═════ Brano da leggere
Quindi molto serie sono le prospettive di “stagnazione”, o meglio di “recessione”, con rimbalzo dell’inflazione. Ovvero, come detto, di “stagflazione”, la peggiore malattia che un sistema economico possa contrarre, equiparabile per gravità alla seguente pena spietata praticata nel medioevo: ad un condannato veniva legata una mano ad un cavallo, l’altra ad un altro cavallo. Venivano poi fatti partire i due animali contemporaneamente in direzioni esattamente opposte. Il risultato lo potete immaginare direttamente voi.
Ed eccoci in Italia. Il buon Draghi aveva appena finito di dire: "Questo è un anno in cui non si chiedono soldi, ma si danno" e così vara una manovra da 30 miliardi, oltre ad altri interventi “collaterali” di altre svariate decine di miliardi già deliberati o in corso di delibera. “Spende e spande” quindi, come si dice, e probabilmente ha fatto anche bene in quel momento per sostenere “il fortino”.
══════════
## Cosa fare
- A) Ricopia dal brano sulla stagflazione il tratto che va da "Quindi molto serie" fino a "immaginare direttamente voi.".
- B) Traduci in inglese questa frase del brano sulla stagflazione: "Venivano poi fatti partire i due animali contemporaneamente in direzioni esattamente opposte."
═════ Dati forniti
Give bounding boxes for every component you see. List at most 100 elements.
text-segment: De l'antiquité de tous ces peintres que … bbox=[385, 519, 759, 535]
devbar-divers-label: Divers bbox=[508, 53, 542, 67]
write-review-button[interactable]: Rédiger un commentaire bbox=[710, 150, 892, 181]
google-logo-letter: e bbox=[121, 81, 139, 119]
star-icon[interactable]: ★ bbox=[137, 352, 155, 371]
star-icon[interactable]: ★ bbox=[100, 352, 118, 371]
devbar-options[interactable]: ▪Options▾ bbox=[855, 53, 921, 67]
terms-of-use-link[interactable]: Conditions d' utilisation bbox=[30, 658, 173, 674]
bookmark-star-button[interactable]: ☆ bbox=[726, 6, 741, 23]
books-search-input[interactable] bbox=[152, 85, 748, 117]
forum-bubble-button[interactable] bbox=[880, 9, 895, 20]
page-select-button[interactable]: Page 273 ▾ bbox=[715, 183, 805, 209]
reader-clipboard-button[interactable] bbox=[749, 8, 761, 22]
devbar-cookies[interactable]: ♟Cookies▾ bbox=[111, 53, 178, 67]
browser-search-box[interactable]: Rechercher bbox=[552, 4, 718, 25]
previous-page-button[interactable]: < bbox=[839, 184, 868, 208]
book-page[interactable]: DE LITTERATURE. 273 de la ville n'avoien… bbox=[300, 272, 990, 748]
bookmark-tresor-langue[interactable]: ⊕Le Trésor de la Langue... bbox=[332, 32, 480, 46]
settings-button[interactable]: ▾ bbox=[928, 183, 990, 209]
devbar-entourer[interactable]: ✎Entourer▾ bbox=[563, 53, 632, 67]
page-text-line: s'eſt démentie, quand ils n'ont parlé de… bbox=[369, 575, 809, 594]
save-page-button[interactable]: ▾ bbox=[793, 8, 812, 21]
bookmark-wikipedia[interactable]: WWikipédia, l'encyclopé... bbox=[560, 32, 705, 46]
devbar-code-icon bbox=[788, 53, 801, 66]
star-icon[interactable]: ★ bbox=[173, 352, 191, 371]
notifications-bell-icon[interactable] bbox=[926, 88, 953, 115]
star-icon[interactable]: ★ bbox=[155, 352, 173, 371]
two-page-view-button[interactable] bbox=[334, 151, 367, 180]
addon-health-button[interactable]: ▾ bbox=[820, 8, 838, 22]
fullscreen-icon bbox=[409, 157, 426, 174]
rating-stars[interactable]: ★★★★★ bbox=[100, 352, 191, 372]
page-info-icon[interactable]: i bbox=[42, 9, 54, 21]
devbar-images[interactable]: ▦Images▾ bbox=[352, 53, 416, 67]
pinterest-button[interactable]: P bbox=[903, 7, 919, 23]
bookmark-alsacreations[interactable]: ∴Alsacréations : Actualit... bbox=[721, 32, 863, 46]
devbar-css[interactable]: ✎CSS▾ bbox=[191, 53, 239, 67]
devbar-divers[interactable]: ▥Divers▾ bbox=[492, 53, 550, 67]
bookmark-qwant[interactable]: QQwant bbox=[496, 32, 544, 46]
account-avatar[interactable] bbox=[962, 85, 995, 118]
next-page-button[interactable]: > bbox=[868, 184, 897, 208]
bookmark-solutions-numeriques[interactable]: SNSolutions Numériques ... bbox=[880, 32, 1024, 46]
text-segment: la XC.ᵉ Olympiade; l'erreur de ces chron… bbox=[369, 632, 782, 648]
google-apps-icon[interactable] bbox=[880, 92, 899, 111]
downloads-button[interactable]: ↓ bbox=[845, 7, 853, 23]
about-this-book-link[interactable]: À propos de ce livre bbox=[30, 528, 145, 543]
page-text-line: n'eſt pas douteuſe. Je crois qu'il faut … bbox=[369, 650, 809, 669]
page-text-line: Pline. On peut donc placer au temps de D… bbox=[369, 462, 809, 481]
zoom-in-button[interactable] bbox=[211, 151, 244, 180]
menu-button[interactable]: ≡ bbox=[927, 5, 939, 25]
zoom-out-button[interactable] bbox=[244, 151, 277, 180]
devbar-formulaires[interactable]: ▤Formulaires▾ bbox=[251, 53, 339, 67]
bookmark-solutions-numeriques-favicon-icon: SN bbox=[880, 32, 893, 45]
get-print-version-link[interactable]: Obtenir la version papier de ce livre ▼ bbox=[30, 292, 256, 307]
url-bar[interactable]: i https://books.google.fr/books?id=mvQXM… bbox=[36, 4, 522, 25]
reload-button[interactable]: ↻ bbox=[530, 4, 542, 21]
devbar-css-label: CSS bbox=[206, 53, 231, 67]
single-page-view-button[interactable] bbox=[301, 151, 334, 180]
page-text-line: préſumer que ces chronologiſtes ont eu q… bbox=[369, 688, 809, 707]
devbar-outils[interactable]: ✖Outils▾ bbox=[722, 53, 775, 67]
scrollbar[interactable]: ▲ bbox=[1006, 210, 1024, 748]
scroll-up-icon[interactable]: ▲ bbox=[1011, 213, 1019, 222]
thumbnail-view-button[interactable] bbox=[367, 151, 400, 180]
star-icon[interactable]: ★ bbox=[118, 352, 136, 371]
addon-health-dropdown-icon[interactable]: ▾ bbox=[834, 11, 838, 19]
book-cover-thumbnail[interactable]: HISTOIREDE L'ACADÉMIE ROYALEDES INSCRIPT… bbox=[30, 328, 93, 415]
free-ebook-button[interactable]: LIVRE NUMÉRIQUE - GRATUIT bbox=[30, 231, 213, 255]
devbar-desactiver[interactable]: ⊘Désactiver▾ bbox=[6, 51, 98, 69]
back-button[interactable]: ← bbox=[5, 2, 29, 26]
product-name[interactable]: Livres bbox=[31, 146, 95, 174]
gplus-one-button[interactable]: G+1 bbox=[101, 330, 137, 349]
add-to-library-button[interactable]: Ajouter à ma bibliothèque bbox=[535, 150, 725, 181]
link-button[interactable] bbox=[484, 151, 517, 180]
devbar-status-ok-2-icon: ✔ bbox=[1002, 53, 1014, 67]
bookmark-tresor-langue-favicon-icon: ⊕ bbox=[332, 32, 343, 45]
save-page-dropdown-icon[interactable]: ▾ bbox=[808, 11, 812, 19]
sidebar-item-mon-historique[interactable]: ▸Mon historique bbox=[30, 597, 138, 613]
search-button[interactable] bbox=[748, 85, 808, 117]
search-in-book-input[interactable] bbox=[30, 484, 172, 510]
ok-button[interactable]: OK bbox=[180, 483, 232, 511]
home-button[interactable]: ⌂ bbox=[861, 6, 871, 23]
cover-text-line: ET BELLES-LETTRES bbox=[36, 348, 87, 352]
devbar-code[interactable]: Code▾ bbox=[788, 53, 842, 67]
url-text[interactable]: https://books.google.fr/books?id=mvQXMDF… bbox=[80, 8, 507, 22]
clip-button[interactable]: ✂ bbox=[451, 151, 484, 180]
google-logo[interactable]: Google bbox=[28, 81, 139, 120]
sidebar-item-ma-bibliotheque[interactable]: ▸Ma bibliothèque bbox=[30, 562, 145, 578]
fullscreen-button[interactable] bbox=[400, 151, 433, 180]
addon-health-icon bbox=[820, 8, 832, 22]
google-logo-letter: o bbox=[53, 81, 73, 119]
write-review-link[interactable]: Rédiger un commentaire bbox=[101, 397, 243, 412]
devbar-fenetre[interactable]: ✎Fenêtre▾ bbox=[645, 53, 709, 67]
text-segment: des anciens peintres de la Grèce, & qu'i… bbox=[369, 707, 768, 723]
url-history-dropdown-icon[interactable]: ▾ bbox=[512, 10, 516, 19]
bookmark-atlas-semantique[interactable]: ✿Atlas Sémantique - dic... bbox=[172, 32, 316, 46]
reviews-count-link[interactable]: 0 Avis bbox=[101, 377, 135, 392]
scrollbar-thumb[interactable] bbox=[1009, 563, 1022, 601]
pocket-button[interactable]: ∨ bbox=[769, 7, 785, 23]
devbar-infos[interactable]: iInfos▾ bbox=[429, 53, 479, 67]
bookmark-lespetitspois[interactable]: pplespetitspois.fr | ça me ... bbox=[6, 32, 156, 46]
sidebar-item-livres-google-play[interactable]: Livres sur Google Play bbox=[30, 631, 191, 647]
══════════
## Risposte
- A)
Quindi molto serie sono le prospettive di “stagnazione”, o meglio di “recessione”, con rimbalzo dell’inflazione. Ovvero, come detto, di “stagflazione”, la peggiore malattia che un sistema economico possa contrarre, equiparabile per gravità alla seguente pena spietata praticata nel medioevo: ad un condannato veniva legata una mano ad un cavallo, l’altra ad un altro cavallo. Venivano poi fatti partire i due animali contemporaneamente in direzioni esattamente opposte. Il risultato lo potete immaginare direttamente voi.

- B) The two animals were then made to set off at the same time in exactly opposite directions.